* _WORK TO DO_
From the line that holds "Read out every word on this page." to the last line of the data, copy everything exactly; leave out all the rest.

* _PROVIDED INFORMATION_
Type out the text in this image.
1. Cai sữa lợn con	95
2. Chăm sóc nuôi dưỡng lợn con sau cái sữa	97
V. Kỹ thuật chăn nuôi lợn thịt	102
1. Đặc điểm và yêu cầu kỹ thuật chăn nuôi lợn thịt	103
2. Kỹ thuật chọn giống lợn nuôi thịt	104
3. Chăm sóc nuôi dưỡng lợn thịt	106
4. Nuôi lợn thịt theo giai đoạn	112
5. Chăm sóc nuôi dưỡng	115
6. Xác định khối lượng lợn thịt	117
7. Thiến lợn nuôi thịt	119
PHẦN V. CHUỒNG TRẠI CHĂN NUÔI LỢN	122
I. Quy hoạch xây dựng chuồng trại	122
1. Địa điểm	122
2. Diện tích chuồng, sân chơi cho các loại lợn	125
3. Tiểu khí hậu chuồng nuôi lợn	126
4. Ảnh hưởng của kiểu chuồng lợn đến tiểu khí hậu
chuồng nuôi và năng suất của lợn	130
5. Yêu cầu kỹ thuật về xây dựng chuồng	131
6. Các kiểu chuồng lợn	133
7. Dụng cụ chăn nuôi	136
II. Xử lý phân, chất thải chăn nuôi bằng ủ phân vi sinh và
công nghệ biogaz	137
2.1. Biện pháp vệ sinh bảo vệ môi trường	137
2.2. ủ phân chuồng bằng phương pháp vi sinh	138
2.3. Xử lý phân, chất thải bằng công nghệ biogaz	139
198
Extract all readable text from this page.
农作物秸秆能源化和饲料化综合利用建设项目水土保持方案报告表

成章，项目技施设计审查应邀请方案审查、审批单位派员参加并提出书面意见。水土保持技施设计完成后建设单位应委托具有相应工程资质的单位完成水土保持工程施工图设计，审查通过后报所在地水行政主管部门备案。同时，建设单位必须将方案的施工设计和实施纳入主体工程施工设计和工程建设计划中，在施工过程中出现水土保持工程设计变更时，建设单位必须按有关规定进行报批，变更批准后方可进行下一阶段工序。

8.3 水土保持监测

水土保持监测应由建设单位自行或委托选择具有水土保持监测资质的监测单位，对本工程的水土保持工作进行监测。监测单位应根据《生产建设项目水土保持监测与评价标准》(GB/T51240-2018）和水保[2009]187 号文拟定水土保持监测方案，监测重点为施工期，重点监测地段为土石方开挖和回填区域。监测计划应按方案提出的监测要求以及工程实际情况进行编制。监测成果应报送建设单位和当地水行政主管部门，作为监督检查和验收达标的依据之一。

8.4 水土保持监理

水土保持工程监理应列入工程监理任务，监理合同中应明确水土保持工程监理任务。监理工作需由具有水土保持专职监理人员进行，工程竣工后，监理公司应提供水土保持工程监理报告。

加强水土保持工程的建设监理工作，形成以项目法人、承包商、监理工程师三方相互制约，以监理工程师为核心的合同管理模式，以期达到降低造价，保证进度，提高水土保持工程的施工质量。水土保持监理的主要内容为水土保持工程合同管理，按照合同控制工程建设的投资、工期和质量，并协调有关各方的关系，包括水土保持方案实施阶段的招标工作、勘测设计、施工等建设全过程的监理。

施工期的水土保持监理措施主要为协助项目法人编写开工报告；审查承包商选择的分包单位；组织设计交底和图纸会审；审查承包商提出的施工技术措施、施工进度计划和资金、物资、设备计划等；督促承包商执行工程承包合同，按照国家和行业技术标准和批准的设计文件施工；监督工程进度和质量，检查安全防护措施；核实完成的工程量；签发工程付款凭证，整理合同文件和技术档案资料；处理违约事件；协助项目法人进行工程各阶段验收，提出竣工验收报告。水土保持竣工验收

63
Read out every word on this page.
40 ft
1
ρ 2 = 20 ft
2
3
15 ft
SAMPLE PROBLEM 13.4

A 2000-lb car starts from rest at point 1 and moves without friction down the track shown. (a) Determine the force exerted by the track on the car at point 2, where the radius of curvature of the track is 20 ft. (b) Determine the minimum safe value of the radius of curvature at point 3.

* _TASK ANSWER_
Read out every word on this page.
40 ft
1
ρ 2 = 20 ft
2
3
15 ft
SAMPLE PROBLEM 13.4

A 2000-lb car starts from rest at point 1 and moves without friction down the track shown. (a) Determine the force exerted by the track on the car at point 2, where the radius of curvature of the track is 20 ft. (b) Determine the minimum safe value of the radius of curvature at point 3.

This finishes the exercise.